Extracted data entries
--------

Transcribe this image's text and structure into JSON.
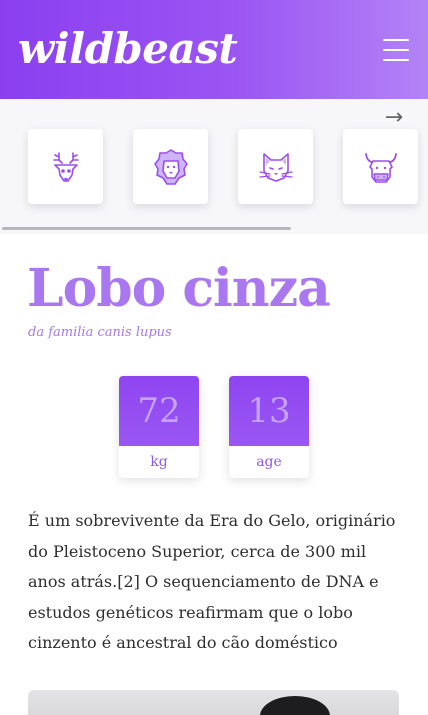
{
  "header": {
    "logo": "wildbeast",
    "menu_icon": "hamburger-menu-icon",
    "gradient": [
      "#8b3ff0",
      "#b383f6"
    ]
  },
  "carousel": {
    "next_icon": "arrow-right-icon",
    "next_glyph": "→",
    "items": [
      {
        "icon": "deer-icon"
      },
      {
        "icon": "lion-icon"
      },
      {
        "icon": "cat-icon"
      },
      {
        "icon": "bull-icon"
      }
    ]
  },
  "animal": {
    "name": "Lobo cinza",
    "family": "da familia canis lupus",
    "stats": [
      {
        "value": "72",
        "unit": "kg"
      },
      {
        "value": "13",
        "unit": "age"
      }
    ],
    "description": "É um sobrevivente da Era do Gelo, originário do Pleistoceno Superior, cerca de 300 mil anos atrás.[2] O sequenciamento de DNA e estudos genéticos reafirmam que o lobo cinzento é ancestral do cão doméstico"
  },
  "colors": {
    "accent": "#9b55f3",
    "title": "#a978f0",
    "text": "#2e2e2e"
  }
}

--------

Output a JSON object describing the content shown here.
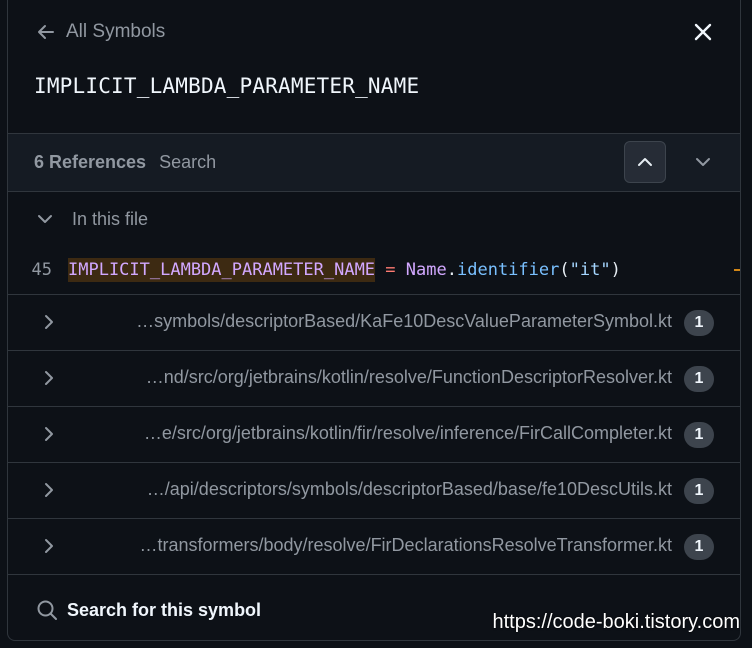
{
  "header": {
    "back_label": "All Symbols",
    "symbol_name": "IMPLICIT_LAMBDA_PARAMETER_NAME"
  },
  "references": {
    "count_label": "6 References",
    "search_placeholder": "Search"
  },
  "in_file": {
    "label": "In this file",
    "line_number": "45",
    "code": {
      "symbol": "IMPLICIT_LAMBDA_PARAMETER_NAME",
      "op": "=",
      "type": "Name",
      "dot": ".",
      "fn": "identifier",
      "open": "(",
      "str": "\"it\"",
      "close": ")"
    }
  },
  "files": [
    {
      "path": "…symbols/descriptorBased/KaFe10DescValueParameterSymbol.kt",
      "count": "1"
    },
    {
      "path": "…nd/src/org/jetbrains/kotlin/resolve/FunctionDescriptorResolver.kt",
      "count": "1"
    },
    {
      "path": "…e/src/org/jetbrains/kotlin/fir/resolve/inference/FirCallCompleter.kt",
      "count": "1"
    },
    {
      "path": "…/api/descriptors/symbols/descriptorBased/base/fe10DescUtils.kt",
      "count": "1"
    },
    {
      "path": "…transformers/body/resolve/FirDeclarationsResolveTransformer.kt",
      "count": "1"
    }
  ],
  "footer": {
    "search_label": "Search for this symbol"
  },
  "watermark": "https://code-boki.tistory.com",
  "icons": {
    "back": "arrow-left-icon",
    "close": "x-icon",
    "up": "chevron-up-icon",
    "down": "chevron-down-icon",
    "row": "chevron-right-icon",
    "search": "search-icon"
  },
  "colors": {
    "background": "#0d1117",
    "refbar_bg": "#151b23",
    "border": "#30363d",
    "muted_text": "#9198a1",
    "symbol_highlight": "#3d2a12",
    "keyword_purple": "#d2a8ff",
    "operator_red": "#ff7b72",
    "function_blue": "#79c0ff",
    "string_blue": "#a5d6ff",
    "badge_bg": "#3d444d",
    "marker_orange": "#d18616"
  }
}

--------

EXERCISE GOAL:
From the entries above, copy out every line where the string "path" appears.

FINAL ANSWER:
      "path": "…symbols/descriptorBased/KaFe10DescValueParameterSymbol.kt",
      "path": "…nd/src/org/jetbrains/kotlin/resolve/FunctionDescriptorResolver.kt",
      "path": "…e/src/org/jetbrains/kotlin/fir/resolve/inference/FirCallCompleter.kt",
      "path": "…/api/descriptors/symbols/descriptorBased/base/fe10DescUtils.kt",
      "path": "…transformers/body/resolve/FirDeclarationsResolveTransformer.kt",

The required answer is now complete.